● Set task
Print the listing below in its entirety, character for character.

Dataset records
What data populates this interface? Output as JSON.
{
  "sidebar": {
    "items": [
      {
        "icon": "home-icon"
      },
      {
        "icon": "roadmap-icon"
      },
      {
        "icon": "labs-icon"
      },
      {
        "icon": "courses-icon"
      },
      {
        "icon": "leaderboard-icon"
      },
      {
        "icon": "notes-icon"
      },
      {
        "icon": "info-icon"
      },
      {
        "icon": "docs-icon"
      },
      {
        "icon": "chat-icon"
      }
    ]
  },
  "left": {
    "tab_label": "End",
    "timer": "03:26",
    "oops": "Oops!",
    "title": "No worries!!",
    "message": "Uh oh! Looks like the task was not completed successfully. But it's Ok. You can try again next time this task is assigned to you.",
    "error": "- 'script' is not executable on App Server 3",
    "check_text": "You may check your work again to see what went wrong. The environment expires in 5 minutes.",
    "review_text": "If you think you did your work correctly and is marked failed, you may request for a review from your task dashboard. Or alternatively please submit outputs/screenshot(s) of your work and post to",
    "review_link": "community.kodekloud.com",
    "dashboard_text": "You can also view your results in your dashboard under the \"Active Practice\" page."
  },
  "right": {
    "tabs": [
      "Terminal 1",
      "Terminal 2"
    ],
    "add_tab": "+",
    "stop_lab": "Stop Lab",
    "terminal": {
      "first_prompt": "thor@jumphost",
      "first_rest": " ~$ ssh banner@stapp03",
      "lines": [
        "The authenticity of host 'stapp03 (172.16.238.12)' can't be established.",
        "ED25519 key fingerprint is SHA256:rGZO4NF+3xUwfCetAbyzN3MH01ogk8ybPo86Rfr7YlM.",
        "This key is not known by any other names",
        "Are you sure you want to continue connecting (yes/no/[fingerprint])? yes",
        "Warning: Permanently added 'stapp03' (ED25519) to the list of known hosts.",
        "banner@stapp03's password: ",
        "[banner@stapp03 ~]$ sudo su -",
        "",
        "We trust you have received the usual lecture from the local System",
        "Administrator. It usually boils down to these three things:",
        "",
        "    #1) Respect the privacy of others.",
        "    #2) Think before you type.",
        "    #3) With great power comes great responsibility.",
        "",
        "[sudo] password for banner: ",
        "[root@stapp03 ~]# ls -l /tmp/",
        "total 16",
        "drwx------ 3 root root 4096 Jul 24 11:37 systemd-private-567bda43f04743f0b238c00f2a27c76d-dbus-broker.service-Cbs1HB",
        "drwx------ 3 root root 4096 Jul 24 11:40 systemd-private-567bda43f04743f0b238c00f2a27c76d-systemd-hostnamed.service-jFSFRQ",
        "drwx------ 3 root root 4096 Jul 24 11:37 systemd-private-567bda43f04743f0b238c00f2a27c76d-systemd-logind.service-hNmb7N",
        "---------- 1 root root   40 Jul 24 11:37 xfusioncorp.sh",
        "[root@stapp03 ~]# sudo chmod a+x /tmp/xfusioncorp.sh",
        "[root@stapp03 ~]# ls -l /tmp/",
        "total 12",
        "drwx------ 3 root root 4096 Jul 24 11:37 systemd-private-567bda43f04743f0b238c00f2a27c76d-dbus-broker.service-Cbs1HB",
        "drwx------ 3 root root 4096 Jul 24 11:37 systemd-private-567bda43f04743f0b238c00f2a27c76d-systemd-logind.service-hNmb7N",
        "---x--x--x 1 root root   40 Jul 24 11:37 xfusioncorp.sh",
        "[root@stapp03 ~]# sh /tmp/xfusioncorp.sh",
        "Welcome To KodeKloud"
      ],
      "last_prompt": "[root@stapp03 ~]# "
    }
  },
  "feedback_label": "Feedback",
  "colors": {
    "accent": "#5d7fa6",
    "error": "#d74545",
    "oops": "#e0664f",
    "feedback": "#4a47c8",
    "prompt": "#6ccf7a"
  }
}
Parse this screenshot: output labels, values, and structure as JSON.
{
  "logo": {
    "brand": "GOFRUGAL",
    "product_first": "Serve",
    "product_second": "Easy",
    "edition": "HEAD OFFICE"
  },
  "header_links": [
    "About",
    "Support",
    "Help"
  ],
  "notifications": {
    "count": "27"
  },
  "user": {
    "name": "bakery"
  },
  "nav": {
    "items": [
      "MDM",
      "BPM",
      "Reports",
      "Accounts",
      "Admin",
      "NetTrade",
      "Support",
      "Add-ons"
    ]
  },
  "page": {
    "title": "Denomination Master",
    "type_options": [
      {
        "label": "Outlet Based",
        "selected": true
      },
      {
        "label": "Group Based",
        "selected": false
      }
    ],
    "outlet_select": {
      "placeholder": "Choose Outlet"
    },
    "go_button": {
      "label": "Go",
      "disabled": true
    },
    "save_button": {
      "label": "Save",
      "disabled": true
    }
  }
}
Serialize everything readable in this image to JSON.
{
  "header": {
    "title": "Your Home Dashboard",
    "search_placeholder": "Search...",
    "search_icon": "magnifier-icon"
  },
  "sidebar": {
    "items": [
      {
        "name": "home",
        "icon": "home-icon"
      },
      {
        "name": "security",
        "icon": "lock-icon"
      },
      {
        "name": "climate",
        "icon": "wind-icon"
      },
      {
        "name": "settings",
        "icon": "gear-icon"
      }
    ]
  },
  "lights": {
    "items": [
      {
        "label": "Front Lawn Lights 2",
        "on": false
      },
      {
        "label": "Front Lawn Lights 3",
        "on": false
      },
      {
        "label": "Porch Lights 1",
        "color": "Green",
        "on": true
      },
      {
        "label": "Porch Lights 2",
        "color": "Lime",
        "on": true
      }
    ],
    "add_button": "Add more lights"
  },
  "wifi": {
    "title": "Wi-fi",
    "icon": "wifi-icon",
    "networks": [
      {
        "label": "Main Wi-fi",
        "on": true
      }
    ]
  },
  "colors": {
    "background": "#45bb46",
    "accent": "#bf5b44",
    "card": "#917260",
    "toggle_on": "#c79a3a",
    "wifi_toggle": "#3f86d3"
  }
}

● Full solution
What data populates this interface? Output as JSON.
{
  "sidebar": {
    "items": [
      {
        "icon": "home-icon"
      },
      {
        "icon": "roadmap-icon"
      },
      {
        "icon": "labs-icon"
      },
      {
        "icon": "courses-icon"
      },
      {
        "icon": "leaderboard-icon"
      },
      {
        "icon": "notes-icon"
      },
      {
        "icon": "info-icon"
      },
      {
        "icon": "docs-icon"
      },
      {
        "icon": "chat-icon"
      }
    ]
  },
  "left": {
    "tab_label": "End",
    "timer": "03:26",
    "oops": "Oops!",
    "title": "No worries!!",
    "message": "Uh oh! Looks like the task was not completed successfully. But it's Ok. You can try again next time this task is assigned to you.",
    "error": "- 'script' is not executable on App Server 3",
    "check_text": "You may check your work again to see what went wrong. The environment expires in 5 minutes.",
    "review_text": "If you think you did your work correctly and is marked failed, you may request for a review from your task dashboard. Or alternatively please submit outputs/screenshot(s) of your work and post to",
    "review_link": "community.kodekloud.com",
    "dashboard_text": "You can also view your results in your dashboard under the \"Active Practice\" page."
  },
  "right": {
    "tabs": [
      "Terminal 1",
      "Terminal 2"
    ],
    "add_tab": "+",
    "stop_lab": "Stop Lab",
    "terminal": {
      "first_prompt": "thor@jumphost",
      "first_rest": " ~$ ssh banner@stapp03",
      "lines": [
        "The authenticity of host 'stapp03 (172.16.238.12)' can't be established.",
        "ED25519 key fingerprint is SHA256:rGZO4NF+3xUwfCetAbyzN3MH01ogk8ybPo86Rfr7YlM.",
        "This key is not known by any other names",
        "Are you sure you want to continue connecting (yes/no/[fingerprint])? yes",
        "Warning: Permanently added 'stapp03' (ED25519) to the list of known hosts.",
        "banner@stapp03's password: ",
        "[banner@stapp03 ~]$ sudo su -",
        "",
        "We trust you have received the usual lecture from the local System",
        "Administrator. It usually boils down to these three things:",
        "",
        "    #1) Respect the privacy of others.",
        "    #2) Think before you type.",
        "    #3) With great power comes great responsibility.",
        "",
        "[sudo] password for banner: ",
        "[root@stapp03 ~]# ls -l /tmp/",
        "total 16",
        "drwx------ 3 root root 4096 Jul 24 11:37 systemd-private-567bda43f04743f0b238c00f2a27c76d-dbus-broker.service-Cbs1HB",
        "drwx------ 3 root root 4096 Jul 24 11:40 systemd-private-567bda43f04743f0b238c00f2a27c76d-systemd-hostnamed.service-jFSFRQ",
        "drwx------ 3 root root 4096 Jul 24 11:37 systemd-private-567bda43f04743f0b238c00f2a27c76d-systemd-logind.service-hNmb7N",
        "---------- 1 root root   40 Jul 24 11:37 xfusioncorp.sh",
        "[root@stapp03 ~]# sudo chmod a+x /tmp/xfusioncorp.sh",
        "[root@stapp03 ~]# ls -l /tmp/",
        "total 12",
        "drwx------ 3 root root 4096 Jul 24 11:37 systemd-private-567bda43f04743f0b238c00f2a27c76d-dbus-broker.service-Cbs1HB",
        "drwx------ 3 root root 4096 Jul 24 11:37 systemd-private-567bda43f04743f0b238c00f2a27c76d-systemd-logind.service-hNmb7N",
        "---x--x--x 1 root root   40 Jul 24 11:37 xfusioncorp.sh",
        "[root@stapp03 ~]# sh /tmp/xfusioncorp.sh",
        "Welcome To KodeKloud"
      ],
      "last_prompt": "[root@stapp03 ~]# "
    }
  },
  "feedback_label": "Feedback",
  "colors": {
    "accent": "#5d7fa6",
    "error": "#d74545",
    "oops": "#e0664f",
    "feedback": "#4a47c8",
    "prompt": "#6ccf7a"
  }
}
Parse this screenshot: output labels, values, and structure as JSON.
{
  "logo": {
    "brand": "GOFRUGAL",
    "product_first": "Serve",
    "product_second": "Easy",
    "edition": "HEAD OFFICE"
  },
  "header_links": [
    "About",
    "Support",
    "Help"
  ],
  "notifications": {
    "count": "27"
  },
  "user": {
    "name": "bakery"
  },
  "nav": {
    "items": [
      "MDM",
      "BPM",
      "Reports",
      "Accounts",
      "Admin",
      "NetTrade",
      "Support",
      "Add-ons"
    ]
  },
  "page": {
    "title": "Denomination Master",
    "type_options": [
      {
        "label": "Outlet Based",
        "selected": true
      },
      {
        "label": "Group Based",
        "selected": false
      }
    ],
    "outlet_select": {
      "placeholder": "Choose Outlet"
    },
    "go_button": {
      "label": "Go",
      "disabled": true
    },
    "save_button": {
      "label": "Save",
      "disabled": true
    }
  }
}
Serialize everything readable in this image to JSON.
{
  "header": {
    "title": "Your Home Dashboard",
    "search_placeholder": "Search...",
    "search_icon": "magnifier-icon"
  },
  "sidebar": {
    "items": [
      {
        "name": "home",
        "icon": "home-icon"
      },
      {
        "name": "security",
        "icon": "lock-icon"
      },
      {
        "name": "climate",
        "icon": "wind-icon"
      },
      {
        "name": "settings",
        "icon": "gear-icon"
      }
    ]
  },
  "lights": {
    "items": [
      {
        "label": "Front Lawn Lights 2",
        "on": false
      },
      {
        "label": "Front Lawn Lights 3",
        "on": false
      },
      {
        "label": "Porch Lights 1",
        "color": "Green",
        "on": true
      },
      {
        "label": "Porch Lights 2",
        "color": "Lime",
        "on": true
      }
    ],
    "add_button": "Add more lights"
  },
  "wifi": {
    "title": "Wi-fi",
    "icon": "wifi-icon",
    "networks": [
      {
        "label": "Main Wi-fi",
        "on": true
      }
    ]
  },
  "colors": {
    "background": "#45bb46",
    "accent": "#bf5b44",
    "card": "#917260",
    "toggle_on": "#c79a3a",
    "wifi_toggle": "#3f86d3"
  }
}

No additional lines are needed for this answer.